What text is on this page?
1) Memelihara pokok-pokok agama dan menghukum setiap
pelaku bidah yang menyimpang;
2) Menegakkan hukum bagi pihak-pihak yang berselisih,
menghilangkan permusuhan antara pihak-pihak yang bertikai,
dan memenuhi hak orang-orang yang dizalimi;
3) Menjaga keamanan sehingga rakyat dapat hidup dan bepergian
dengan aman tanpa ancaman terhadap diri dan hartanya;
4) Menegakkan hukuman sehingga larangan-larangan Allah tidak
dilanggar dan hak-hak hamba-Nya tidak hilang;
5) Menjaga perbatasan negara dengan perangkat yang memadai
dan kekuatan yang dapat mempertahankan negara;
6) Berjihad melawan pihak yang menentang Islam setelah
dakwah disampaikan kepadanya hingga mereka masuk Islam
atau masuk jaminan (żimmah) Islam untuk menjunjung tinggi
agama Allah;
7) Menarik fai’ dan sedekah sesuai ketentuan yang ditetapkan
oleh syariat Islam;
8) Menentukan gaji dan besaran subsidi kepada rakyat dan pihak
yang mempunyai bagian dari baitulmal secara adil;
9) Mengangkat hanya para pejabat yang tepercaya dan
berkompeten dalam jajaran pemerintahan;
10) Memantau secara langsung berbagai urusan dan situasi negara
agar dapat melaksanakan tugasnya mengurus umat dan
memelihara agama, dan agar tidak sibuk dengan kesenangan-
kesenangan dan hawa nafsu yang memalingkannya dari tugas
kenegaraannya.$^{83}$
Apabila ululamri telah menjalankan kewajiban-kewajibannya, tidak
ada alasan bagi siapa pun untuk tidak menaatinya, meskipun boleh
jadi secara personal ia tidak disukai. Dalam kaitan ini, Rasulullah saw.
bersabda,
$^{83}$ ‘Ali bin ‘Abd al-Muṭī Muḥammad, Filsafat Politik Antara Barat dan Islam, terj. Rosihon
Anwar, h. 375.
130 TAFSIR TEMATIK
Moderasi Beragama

--- --- ---

Write each line above out exactly.

Output below =>
What text is on this page?
1) Memelihara pokok-pokok agama dan menghukum setiap
pelaku bidah yang menyimpang;
2) Menegakkan hukum bagi pihak-pihak yang berselisih,
menghilangkan permusuhan antara pihak-pihak yang bertikai,
dan memenuhi hak orang-orang yang dizalimi;
3) Menjaga keamanan sehingga rakyat dapat hidup dan bepergian
dengan aman tanpa ancaman terhadap diri dan hartanya;
4) Menegakkan hukuman sehingga larangan-larangan Allah tidak
dilanggar dan hak-hak hamba-Nya tidak hilang;
5) Menjaga perbatasan negara dengan perangkat yang memadai
dan kekuatan yang dapat mempertahankan negara;
6) Berjihad melawan pihak yang menentang Islam setelah
dakwah disampaikan kepadanya hingga mereka masuk Islam
atau masuk jaminan (żimmah) Islam untuk menjunjung tinggi
agama Allah;
7) Menarik fai’ dan sedekah sesuai ketentuan yang ditetapkan
oleh syariat Islam;
8) Menentukan gaji dan besaran subsidi kepada rakyat dan pihak
yang mempunyai bagian dari baitulmal secara adil;
9) Mengangkat hanya para pejabat yang tepercaya dan
berkompeten dalam jajaran pemerintahan;
10) Memantau secara langsung berbagai urusan dan situasi negara
agar dapat melaksanakan tugasnya mengurus umat dan
memelihara agama, dan agar tidak sibuk dengan kesenangan-
kesenangan dan hawa nafsu yang memalingkannya dari tugas
kenegaraannya.$^{83}$
Apabila ululamri telah menjalankan kewajiban-kewajibannya, tidak
ada alasan bagi siapa pun untuk tidak menaatinya, meskipun boleh
jadi secara personal ia tidak disukai. Dalam kaitan ini, Rasulullah saw.
bersabda,
$^{83}$ ‘Ali bin ‘Abd al-Muṭī Muḥammad, Filsafat Politik Antara Barat dan Islam, terj. Rosihon
Anwar, h. 375.
130 TAFSIR TEMATIK
Moderasi Beragama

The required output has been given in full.